Materials provided:
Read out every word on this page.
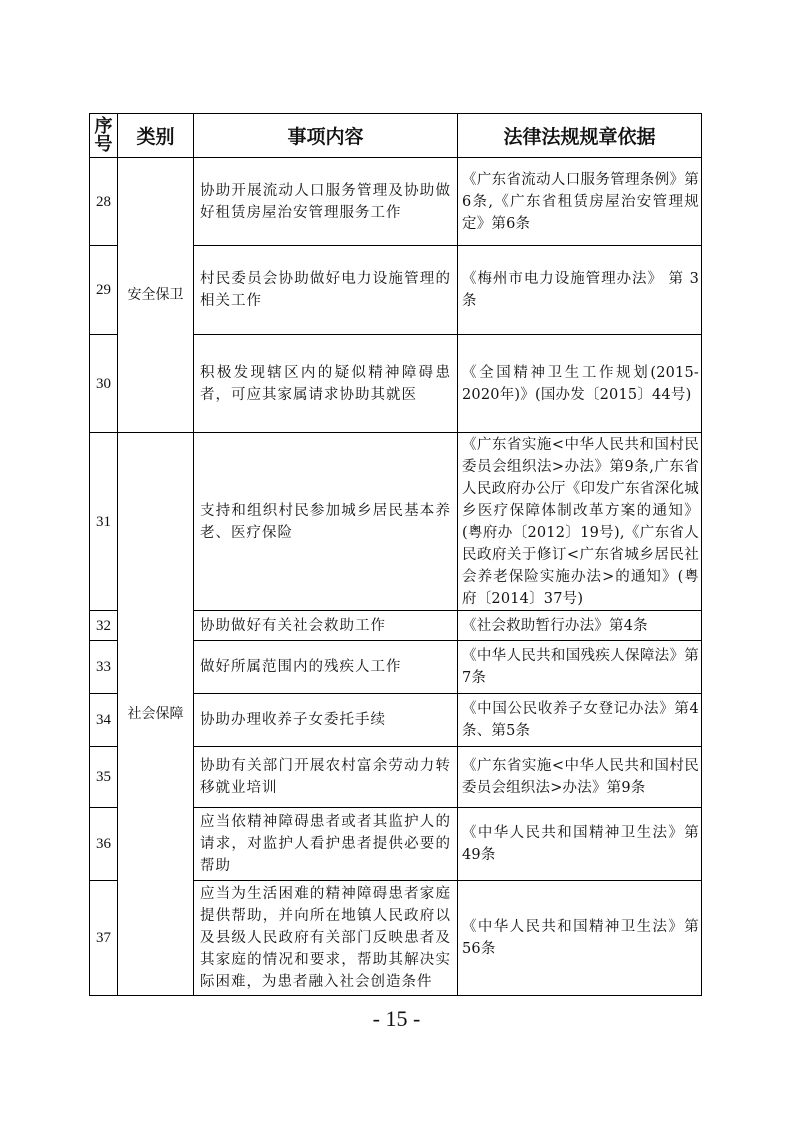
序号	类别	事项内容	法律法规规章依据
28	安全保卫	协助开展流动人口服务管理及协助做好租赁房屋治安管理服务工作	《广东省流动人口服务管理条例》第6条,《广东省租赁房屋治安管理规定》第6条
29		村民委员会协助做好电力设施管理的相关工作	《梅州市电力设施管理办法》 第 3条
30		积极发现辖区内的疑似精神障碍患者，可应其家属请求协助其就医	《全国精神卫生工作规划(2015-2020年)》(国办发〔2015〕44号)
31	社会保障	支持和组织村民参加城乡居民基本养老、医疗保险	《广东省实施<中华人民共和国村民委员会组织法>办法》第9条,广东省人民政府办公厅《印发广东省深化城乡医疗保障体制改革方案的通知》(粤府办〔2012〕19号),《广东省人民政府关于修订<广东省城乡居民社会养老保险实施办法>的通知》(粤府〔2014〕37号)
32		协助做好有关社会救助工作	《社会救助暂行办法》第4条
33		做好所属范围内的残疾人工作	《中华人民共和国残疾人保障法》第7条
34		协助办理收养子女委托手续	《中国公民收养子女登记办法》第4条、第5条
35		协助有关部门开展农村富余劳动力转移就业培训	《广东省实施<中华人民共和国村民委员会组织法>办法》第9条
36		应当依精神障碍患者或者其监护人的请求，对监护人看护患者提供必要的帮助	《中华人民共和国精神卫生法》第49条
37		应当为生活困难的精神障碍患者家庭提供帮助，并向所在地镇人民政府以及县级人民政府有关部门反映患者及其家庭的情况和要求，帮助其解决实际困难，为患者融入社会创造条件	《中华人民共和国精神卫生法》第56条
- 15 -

Exercise requirements:
Go through the records and pull out each line that includes the word "广东省实施".

Worked answer:
31	社会保障	支持和组织村民参加城乡居民基本养老、医疗保险	《广东省实施<中华人民共和国村民委员会组织法>办法》第9条,广东省人民政府办公厅《印发广东省深化城乡医疗保障体制改革方案的通知》(粤府办〔2012〕19号),《广东省人民政府关于修订<广东省城乡居民社会养老保险实施办法>的通知》(粤府〔2014〕37号)
35		协助有关部门开展农村富余劳动力转移就业培训	《广东省实施<中华人民共和国村民委员会组织法>办法》第9条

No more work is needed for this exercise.